» Exercise details
Repeat every record below exactly, but leave out any pictures.

» Records for this exercise
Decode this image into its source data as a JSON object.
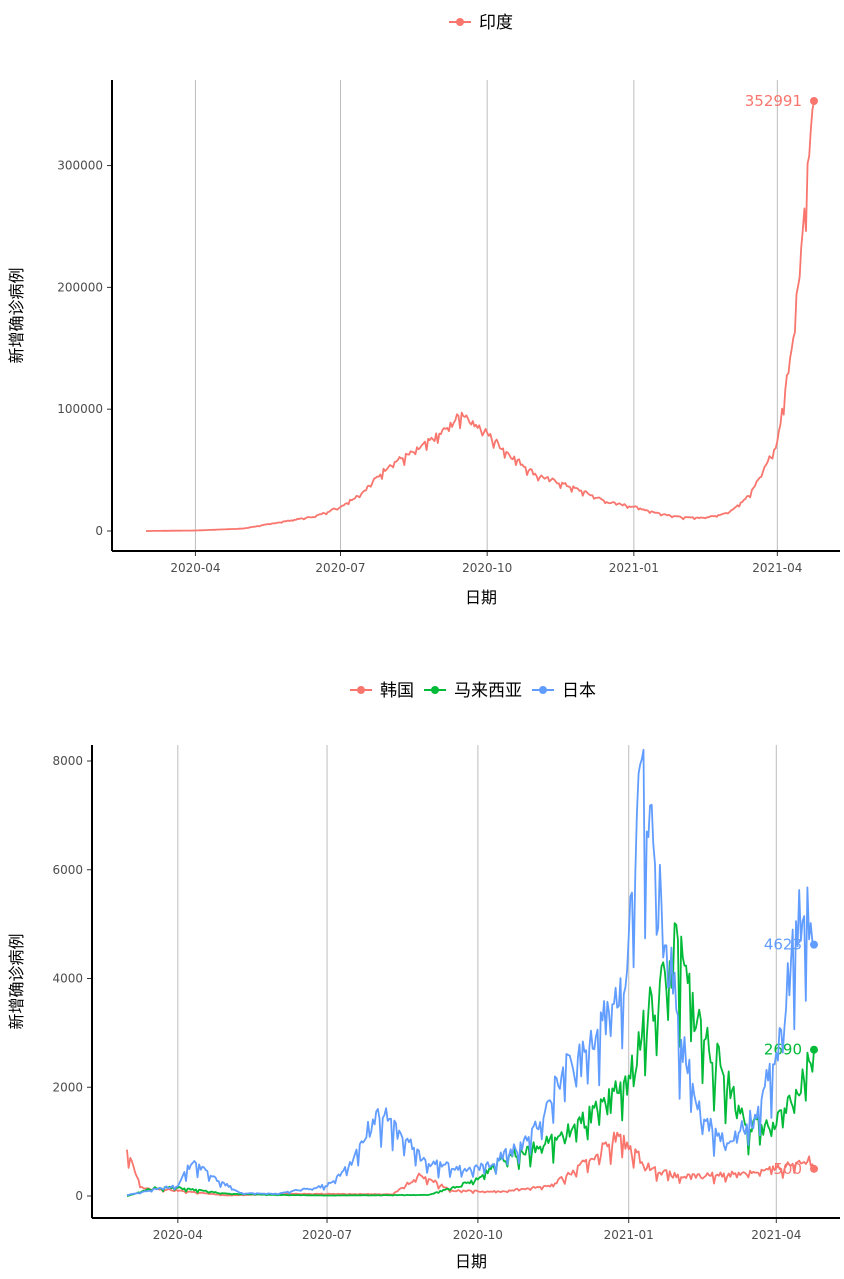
{
  "colors": {
    "india": "#F8766D",
    "korea": "#F8766D",
    "malaysia": "#00BA38",
    "japan": "#619CFF",
    "grid": "#bdbdbd",
    "axis": "#000000"
  },
  "chart_data": [
    {
      "type": "line",
      "xlabel": "日期",
      "ylabel": "新增确诊病例",
      "x_tick_labels": [
        "2020-04",
        "2020-07",
        "2020-10",
        "2021-01",
        "2021-04"
      ],
      "y_tick_labels": [
        "0",
        "100000",
        "200000",
        "300000"
      ],
      "y_ticks": [
        0,
        100000,
        200000,
        300000
      ],
      "x_range": [
        "2020-03-01",
        "2021-04-24"
      ],
      "ylim": [
        0,
        352991
      ],
      "grid": "vertical major",
      "legend_position": "top",
      "legend": [
        "印度"
      ],
      "series": [
        {
          "name": "印度",
          "color": "#F8766D",
          "end_label": "352991",
          "points": [
            [
              "2020-03-01",
              0
            ],
            [
              "2020-04-01",
              400
            ],
            [
              "2020-05-01",
              2000
            ],
            [
              "2020-06-01",
              9000
            ],
            [
              "2020-06-15",
              12000
            ],
            [
              "2020-07-01",
              20000
            ],
            [
              "2020-07-15",
              32000
            ],
            [
              "2020-08-01",
              55000
            ],
            [
              "2020-08-15",
              64000
            ],
            [
              "2020-09-01",
              79000
            ],
            [
              "2020-09-16",
              97000
            ],
            [
              "2020-10-01",
              80000
            ],
            [
              "2020-10-15",
              63000
            ],
            [
              "2020-11-01",
              46000
            ],
            [
              "2020-11-15",
              40000
            ],
            [
              "2020-12-01",
              32000
            ],
            [
              "2020-12-15",
              24000
            ],
            [
              "2021-01-01",
              20000
            ],
            [
              "2021-01-15",
              15000
            ],
            [
              "2021-02-01",
              11000
            ],
            [
              "2021-02-15",
              11000
            ],
            [
              "2021-03-01",
              15000
            ],
            [
              "2021-03-15",
              30000
            ],
            [
              "2021-04-01",
              72000
            ],
            [
              "2021-04-10",
              152000
            ],
            [
              "2021-04-15",
              217000
            ],
            [
              "2021-04-20",
              295000
            ],
            [
              "2021-04-24",
              352991
            ]
          ]
        }
      ]
    },
    {
      "type": "line",
      "xlabel": "日期",
      "ylabel": "新增确诊病例",
      "x_tick_labels": [
        "2020-04",
        "2020-07",
        "2020-10",
        "2021-01",
        "2021-04"
      ],
      "y_tick_labels": [
        "0",
        "2000",
        "4000",
        "6000",
        "8000"
      ],
      "y_ticks": [
        0,
        2000,
        4000,
        6000,
        8000
      ],
      "x_range": [
        "2020-03-01",
        "2021-04-24"
      ],
      "ylim": [
        0,
        8000
      ],
      "grid": "vertical major",
      "legend_position": "top",
      "legend": [
        "韩国",
        "马来西亚",
        "日本"
      ],
      "series": [
        {
          "name": "韩国",
          "color": "#F8766D",
          "end_label": "500",
          "points": [
            [
              "2020-03-01",
              800
            ],
            [
              "2020-03-05",
              500
            ],
            [
              "2020-03-10",
              150
            ],
            [
              "2020-04-01",
              100
            ],
            [
              "2020-05-01",
              10
            ],
            [
              "2020-06-01",
              40
            ],
            [
              "2020-07-01",
              40
            ],
            [
              "2020-08-10",
              30
            ],
            [
              "2020-08-27",
              400
            ],
            [
              "2020-09-15",
              100
            ],
            [
              "2020-10-15",
              80
            ],
            [
              "2020-11-15",
              200
            ],
            [
              "2020-12-01",
              500
            ],
            [
              "2020-12-25",
              1100
            ],
            [
              "2021-01-01",
              900
            ],
            [
              "2021-01-15",
              500
            ],
            [
              "2021-02-01",
              350
            ],
            [
              "2021-03-01",
              400
            ],
            [
              "2021-04-01",
              500
            ],
            [
              "2021-04-20",
              700
            ],
            [
              "2021-04-24",
              500
            ]
          ]
        },
        {
          "name": "马来西亚",
          "color": "#00BA38",
          "end_label": "2690",
          "points": [
            [
              "2020-03-01",
              0
            ],
            [
              "2020-03-18",
              150
            ],
            [
              "2020-04-01",
              150
            ],
            [
              "2020-05-01",
              40
            ],
            [
              "2020-06-01",
              20
            ],
            [
              "2020-07-01",
              10
            ],
            [
              "2020-09-01",
              20
            ],
            [
              "2020-10-01",
              300
            ],
            [
              "2020-10-15",
              700
            ],
            [
              "2020-11-01",
              900
            ],
            [
              "2020-11-15",
              1000
            ],
            [
              "2020-12-01",
              1300
            ],
            [
              "2020-12-15",
              1600
            ],
            [
              "2021-01-01",
              2200
            ],
            [
              "2021-01-15",
              3500
            ],
            [
              "2021-01-30",
              4500
            ],
            [
              "2021-02-15",
              3000
            ],
            [
              "2021-03-01",
              2200
            ],
            [
              "2021-03-15",
              1300
            ],
            [
              "2021-04-01",
              1300
            ],
            [
              "2021-04-15",
              2000
            ],
            [
              "2021-04-24",
              2690
            ]
          ]
        },
        {
          "name": "日本",
          "color": "#619CFF",
          "end_label": "4623",
          "points": [
            [
              "2020-03-01",
              20
            ],
            [
              "2020-04-01",
              200
            ],
            [
              "2020-04-10",
              650
            ],
            [
              "2020-04-25",
              300
            ],
            [
              "2020-05-10",
              50
            ],
            [
              "2020-06-01",
              40
            ],
            [
              "2020-07-01",
              200
            ],
            [
              "2020-07-15",
              600
            ],
            [
              "2020-08-01",
              1600
            ],
            [
              "2020-08-15",
              1100
            ],
            [
              "2020-09-01",
              600
            ],
            [
              "2020-10-01",
              500
            ],
            [
              "2020-11-01",
              1000
            ],
            [
              "2020-11-20",
              2200
            ],
            [
              "2020-12-10",
              2700
            ],
            [
              "2021-01-01",
              4500
            ],
            [
              "2021-01-08",
              7800
            ],
            [
              "2021-01-20",
              5500
            ],
            [
              "2021-02-01",
              3000
            ],
            [
              "2021-02-15",
              1400
            ],
            [
              "2021-03-01",
              1000
            ],
            [
              "2021-03-20",
              1500
            ],
            [
              "2021-04-01",
              2700
            ],
            [
              "2021-04-15",
              5000
            ],
            [
              "2021-04-20",
              5500
            ],
            [
              "2021-04-24",
              4623
            ]
          ]
        }
      ]
    }
  ]
}
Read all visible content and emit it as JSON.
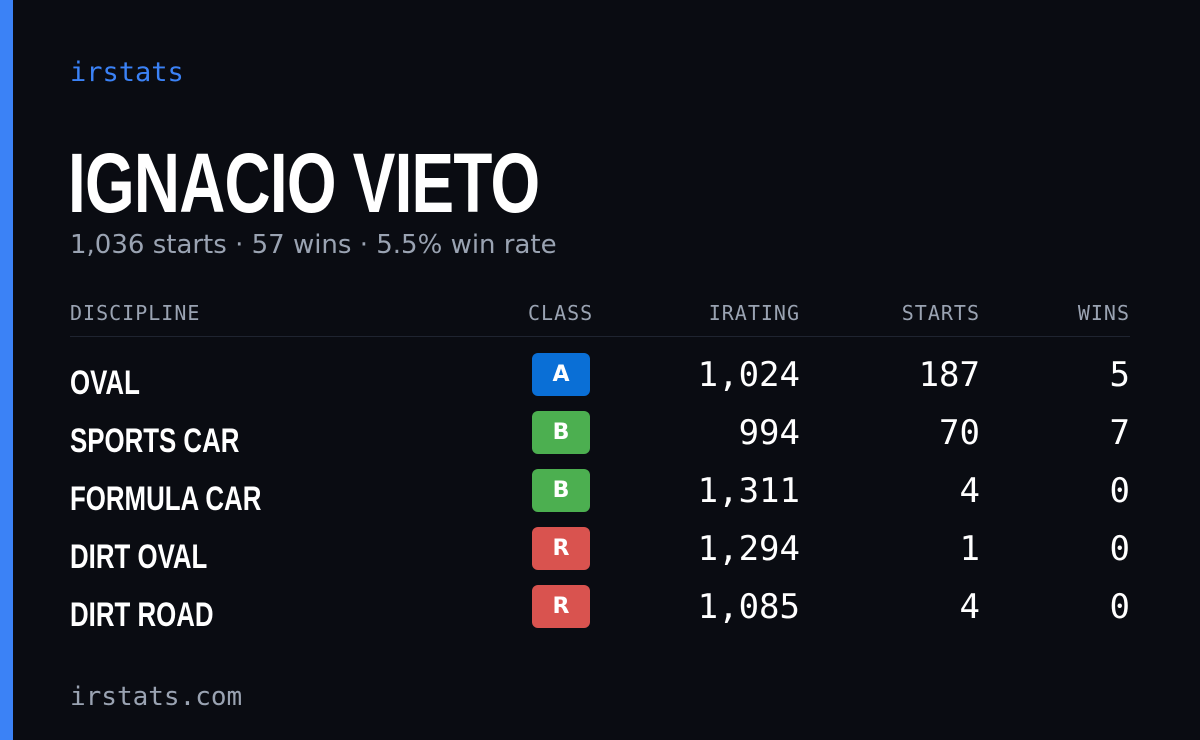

» Exercise solution
Decode this image into its source data as a JSON object.
{
  "colors": {
    "india": "#F8766D",
    "korea": "#F8766D",
    "malaysia": "#00BA38",
    "japan": "#619CFF",
    "grid": "#bdbdbd",
    "axis": "#000000"
  },
  "chart_data": [
    {
      "type": "line",
      "xlabel": "日期",
      "ylabel": "新增确诊病例",
      "x_tick_labels": [
        "2020-04",
        "2020-07",
        "2020-10",
        "2021-01",
        "2021-04"
      ],
      "y_tick_labels": [
        "0",
        "100000",
        "200000",
        "300000"
      ],
      "y_ticks": [
        0,
        100000,
        200000,
        300000
      ],
      "x_range": [
        "2020-03-01",
        "2021-04-24"
      ],
      "ylim": [
        0,
        352991
      ],
      "grid": "vertical major",
      "legend_position": "top",
      "legend": [
        "印度"
      ],
      "series": [
        {
          "name": "印度",
          "color": "#F8766D",
          "end_label": "352991",
          "points": [
            [
              "2020-03-01",
              0
            ],
            [
              "2020-04-01",
              400
            ],
            [
              "2020-05-01",
              2000
            ],
            [
              "2020-06-01",
              9000
            ],
            [
              "2020-06-15",
              12000
            ],
            [
              "2020-07-01",
              20000
            ],
            [
              "2020-07-15",
              32000
            ],
            [
              "2020-08-01",
              55000
            ],
            [
              "2020-08-15",
              64000
            ],
            [
              "2020-09-01",
              79000
            ],
            [
              "2020-09-16",
              97000
            ],
            [
              "2020-10-01",
              80000
            ],
            [
              "2020-10-15",
              63000
            ],
            [
              "2020-11-01",
              46000
            ],
            [
              "2020-11-15",
              40000
            ],
            [
              "2020-12-01",
              32000
            ],
            [
              "2020-12-15",
              24000
            ],
            [
              "2021-01-01",
              20000
            ],
            [
              "2021-01-15",
              15000
            ],
            [
              "2021-02-01",
              11000
            ],
            [
              "2021-02-15",
              11000
            ],
            [
              "2021-03-01",
              15000
            ],
            [
              "2021-03-15",
              30000
            ],
            [
              "2021-04-01",
              72000
            ],
            [
              "2021-04-10",
              152000
            ],
            [
              "2021-04-15",
              217000
            ],
            [
              "2021-04-20",
              295000
            ],
            [
              "2021-04-24",
              352991
            ]
          ]
        }
      ]
    },
    {
      "type": "line",
      "xlabel": "日期",
      "ylabel": "新增确诊病例",
      "x_tick_labels": [
        "2020-04",
        "2020-07",
        "2020-10",
        "2021-01",
        "2021-04"
      ],
      "y_tick_labels": [
        "0",
        "2000",
        "4000",
        "6000",
        "8000"
      ],
      "y_ticks": [
        0,
        2000,
        4000,
        6000,
        8000
      ],
      "x_range": [
        "2020-03-01",
        "2021-04-24"
      ],
      "ylim": [
        0,
        8000
      ],
      "grid": "vertical major",
      "legend_position": "top",
      "legend": [
        "韩国",
        "马来西亚",
        "日本"
      ],
      "series": [
        {
          "name": "韩国",
          "color": "#F8766D",
          "end_label": "500",
          "points": [
            [
              "2020-03-01",
              800
            ],
            [
              "2020-03-05",
              500
            ],
            [
              "2020-03-10",
              150
            ],
            [
              "2020-04-01",
              100
            ],
            [
              "2020-05-01",
              10
            ],
            [
              "2020-06-01",
              40
            ],
            [
              "2020-07-01",
              40
            ],
            [
              "2020-08-10",
              30
            ],
            [
              "2020-08-27",
              400
            ],
            [
              "2020-09-15",
              100
            ],
            [
              "2020-10-15",
              80
            ],
            [
              "2020-11-15",
              200
            ],
            [
              "2020-12-01",
              500
            ],
            [
              "2020-12-25",
              1100
            ],
            [
              "2021-01-01",
              900
            ],
            [
              "2021-01-15",
              500
            ],
            [
              "2021-02-01",
              350
            ],
            [
              "2021-03-01",
              400
            ],
            [
              "2021-04-01",
              500
            ],
            [
              "2021-04-20",
              700
            ],
            [
              "2021-04-24",
              500
            ]
          ]
        },
        {
          "name": "马来西亚",
          "color": "#00BA38",
          "end_label": "2690",
          "points": [
            [
              "2020-03-01",
              0
            ],
            [
              "2020-03-18",
              150
            ],
            [
              "2020-04-01",
              150
            ],
            [
              "2020-05-01",
              40
            ],
            [
              "2020-06-01",
              20
            ],
            [
              "2020-07-01",
              10
            ],
            [
              "2020-09-01",
              20
            ],
            [
              "2020-10-01",
              300
            ],
            [
              "2020-10-15",
              700
            ],
            [
              "2020-11-01",
              900
            ],
            [
              "2020-11-15",
              1000
            ],
            [
              "2020-12-01",
              1300
            ],
            [
              "2020-12-15",
              1600
            ],
            [
              "2021-01-01",
              2200
            ],
            [
              "2021-01-15",
              3500
            ],
            [
              "2021-01-30",
              4500
            ],
            [
              "2021-02-15",
              3000
            ],
            [
              "2021-03-01",
              2200
            ],
            [
              "2021-03-15",
              1300
            ],
            [
              "2021-04-01",
              1300
            ],
            [
              "2021-04-15",
              2000
            ],
            [
              "2021-04-24",
              2690
            ]
          ]
        },
        {
          "name": "日本",
          "color": "#619CFF",
          "end_label": "4623",
          "points": [
            [
              "2020-03-01",
              20
            ],
            [
              "2020-04-01",
              200
            ],
            [
              "2020-04-10",
              650
            ],
            [
              "2020-04-25",
              300
            ],
            [
              "2020-05-10",
              50
            ],
            [
              "2020-06-01",
              40
            ],
            [
              "2020-07-01",
              200
            ],
            [
              "2020-07-15",
              600
            ],
            [
              "2020-08-01",
              1600
            ],
            [
              "2020-08-15",
              1100
            ],
            [
              "2020-09-01",
              600
            ],
            [
              "2020-10-01",
              500
            ],
            [
              "2020-11-01",
              1000
            ],
            [
              "2020-11-20",
              2200
            ],
            [
              "2020-12-10",
              2700
            ],
            [
              "2021-01-01",
              4500
            ],
            [
              "2021-01-08",
              7800
            ],
            [
              "2021-01-20",
              5500
            ],
            [
              "2021-02-01",
              3000
            ],
            [
              "2021-02-15",
              1400
            ],
            [
              "2021-03-01",
              1000
            ],
            [
              "2021-03-20",
              1500
            ],
            [
              "2021-04-01",
              2700
            ],
            [
              "2021-04-15",
              5000
            ],
            [
              "2021-04-20",
              5500
            ],
            [
              "2021-04-24",
              4623
            ]
          ]
        }
      ]
    }
  ]
}
Read all visible content and emit it as JSON.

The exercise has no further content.